- _What the exercise asks_: Where the string "además" occurs in the material below, report the whole line.

[Start Given data]

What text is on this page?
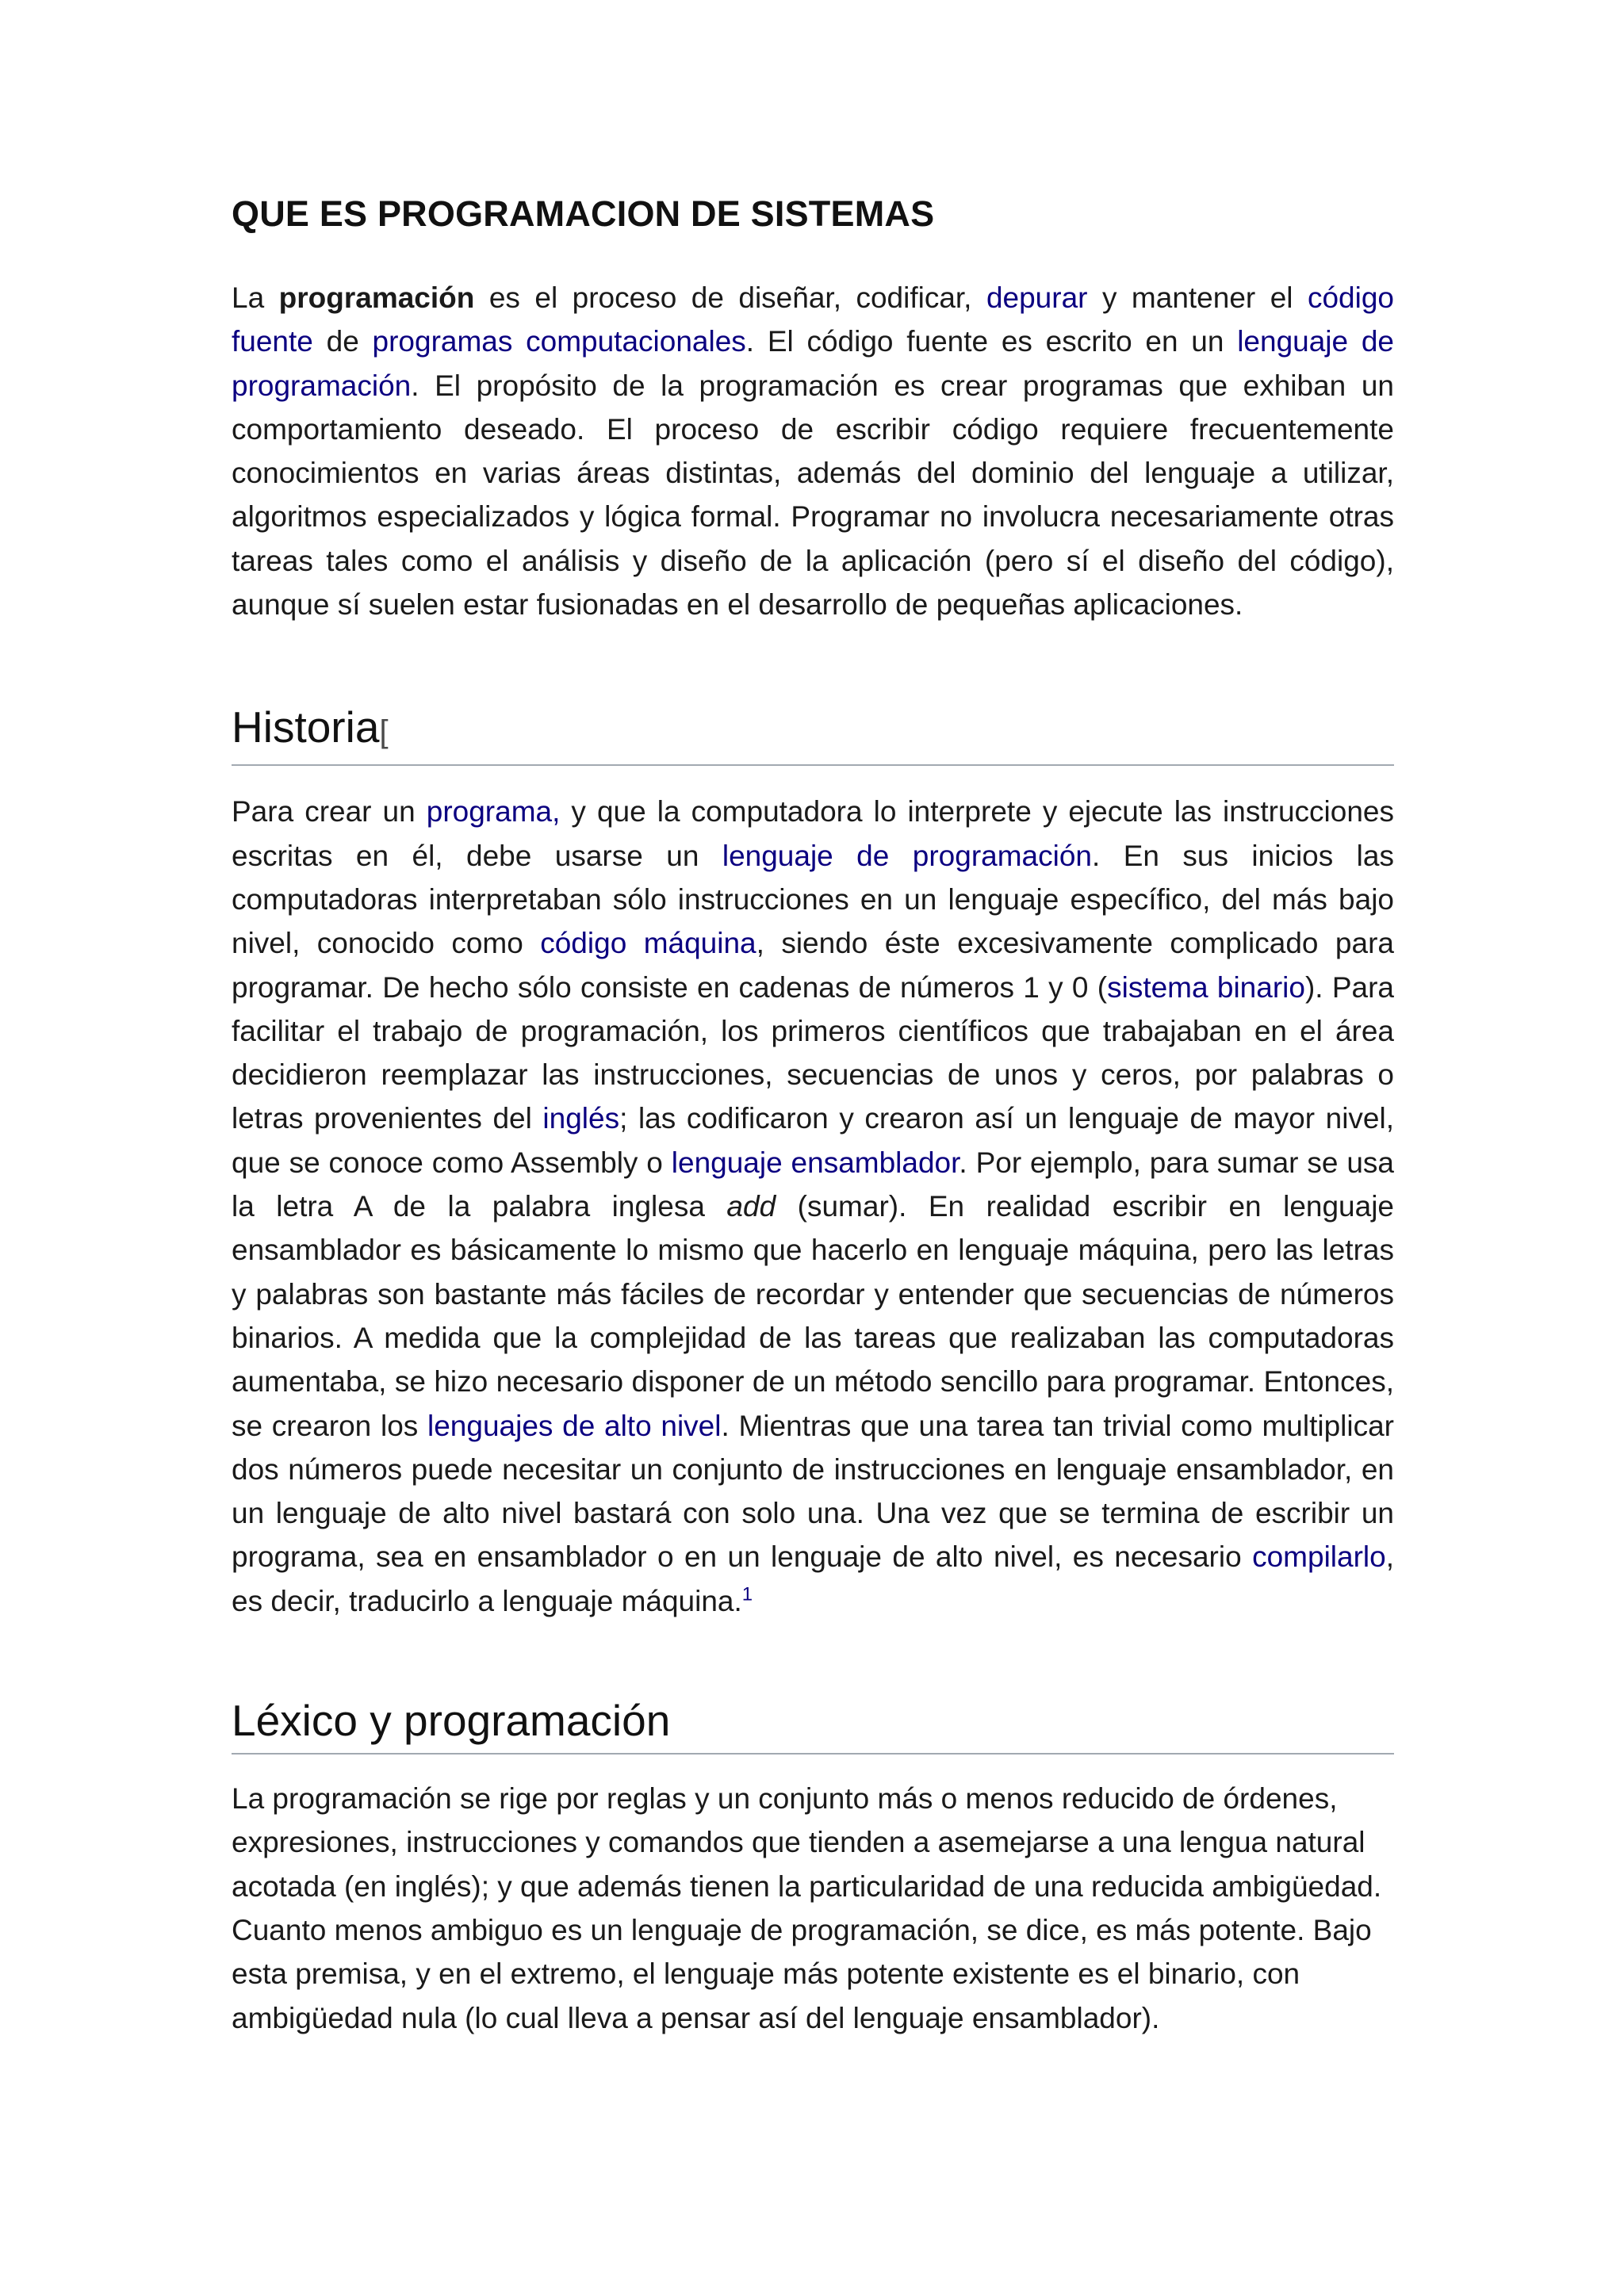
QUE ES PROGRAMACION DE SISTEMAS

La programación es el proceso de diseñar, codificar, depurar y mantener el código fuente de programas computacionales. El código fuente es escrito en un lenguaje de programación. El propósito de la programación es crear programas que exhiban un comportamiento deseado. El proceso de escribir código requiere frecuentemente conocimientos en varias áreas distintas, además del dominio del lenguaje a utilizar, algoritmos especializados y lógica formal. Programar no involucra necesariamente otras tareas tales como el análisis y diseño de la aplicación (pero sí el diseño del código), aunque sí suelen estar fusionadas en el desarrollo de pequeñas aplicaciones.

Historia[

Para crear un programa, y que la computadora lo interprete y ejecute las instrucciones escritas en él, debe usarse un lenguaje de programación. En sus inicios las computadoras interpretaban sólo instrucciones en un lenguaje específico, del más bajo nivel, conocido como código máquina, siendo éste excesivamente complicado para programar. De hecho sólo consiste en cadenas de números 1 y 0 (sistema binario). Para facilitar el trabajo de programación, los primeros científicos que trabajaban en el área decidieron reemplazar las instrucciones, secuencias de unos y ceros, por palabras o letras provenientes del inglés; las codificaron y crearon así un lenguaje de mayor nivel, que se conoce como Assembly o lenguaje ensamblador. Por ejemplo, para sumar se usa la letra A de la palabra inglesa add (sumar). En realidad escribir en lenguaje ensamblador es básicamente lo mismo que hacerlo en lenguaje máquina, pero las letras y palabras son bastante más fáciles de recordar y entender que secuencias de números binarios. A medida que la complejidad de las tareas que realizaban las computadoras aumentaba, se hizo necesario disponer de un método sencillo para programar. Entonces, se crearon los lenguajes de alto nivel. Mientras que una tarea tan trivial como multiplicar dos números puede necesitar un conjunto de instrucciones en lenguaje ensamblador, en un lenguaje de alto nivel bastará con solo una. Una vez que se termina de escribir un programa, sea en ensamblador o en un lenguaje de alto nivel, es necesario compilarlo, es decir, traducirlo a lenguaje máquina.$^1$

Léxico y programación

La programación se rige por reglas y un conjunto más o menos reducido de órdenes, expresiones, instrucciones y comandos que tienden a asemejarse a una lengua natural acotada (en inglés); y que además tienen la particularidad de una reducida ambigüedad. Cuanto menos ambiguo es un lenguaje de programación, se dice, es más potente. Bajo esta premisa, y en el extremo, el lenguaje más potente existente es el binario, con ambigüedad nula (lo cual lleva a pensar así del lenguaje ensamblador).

[End Given data]

- _Problem solution_:
La programación es el proceso de diseñar, codificar, depurar y mantener el código fuente de programas computacionales. El código fuente es escrito en un lenguaje de programación. El propósito de la programación es crear programas que exhiban un comportamiento deseado. El proceso de escribir código requiere frecuentemente conocimientos en varias áreas distintas, además del dominio del lenguaje a utilizar, algoritmos especializados y lógica formal. Programar no involucra necesariamente otras tareas tales como el análisis y diseño de la aplicación (pero sí el diseño del código), aunque sí suelen estar fusionadas en el desarrollo de pequeñas aplicaciones.
La programación se rige por reglas y un conjunto más o menos reducido de órdenes, expresiones, instrucciones y comandos que tienden a asemejarse a una lengua natural acotada (en inglés); y que además tienen la particularidad de una reducida ambigüedad. Cuanto menos ambiguo es un lenguaje de programación, se dice, es más potente. Bajo esta premisa, y en el extremo, el lenguaje más potente existente es el binario, con ambigüedad nula (lo cual lleva a pensar así del lenguaje ensamblador).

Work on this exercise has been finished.